Your goal:
For the data that follows, return each line unchanged and drop the pictures.

[Dataset records]
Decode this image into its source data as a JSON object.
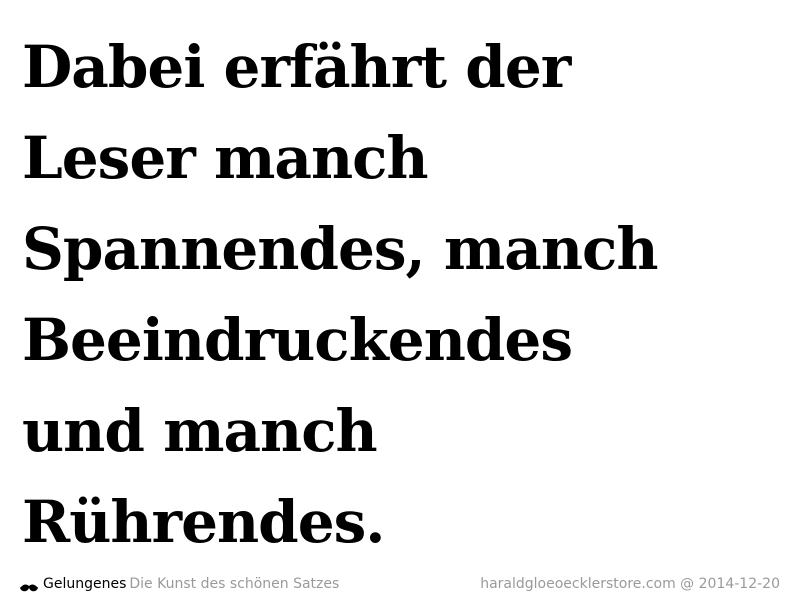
{
  "quote": {
    "lines": [
      "Dabei erfährt der",
      "Leser manch",
      "Spannendes, manch",
      "Beeindruckendes",
      "und manch",
      "Rührendes."
    ]
  },
  "footer": {
    "icon": "mustache-icon",
    "brand": "Gelungenes",
    "tagline": "Die Kunst des schönen Satzes",
    "source": "haraldgloeoecklerstore.com @ 2014-12-20",
    "colors": {
      "brand": "#000000",
      "muted": "#9a9a9a"
    }
  }
}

Expected answer:
Decode this image into its source data as a JSON object.
{
  "quote": {
    "lines": [
      "Dabei erfährt der",
      "Leser manch",
      "Spannendes, manch",
      "Beeindruckendes",
      "und manch",
      "Rührendes."
    ]
  },
  "footer": {
    "icon": "mustache-icon",
    "brand": "Gelungenes",
    "tagline": "Die Kunst des schönen Satzes",
    "source": "haraldgloeoecklerstore.com @ 2014-12-20",
    "colors": {
      "brand": "#000000",
      "muted": "#9a9a9a"
    }
  }
}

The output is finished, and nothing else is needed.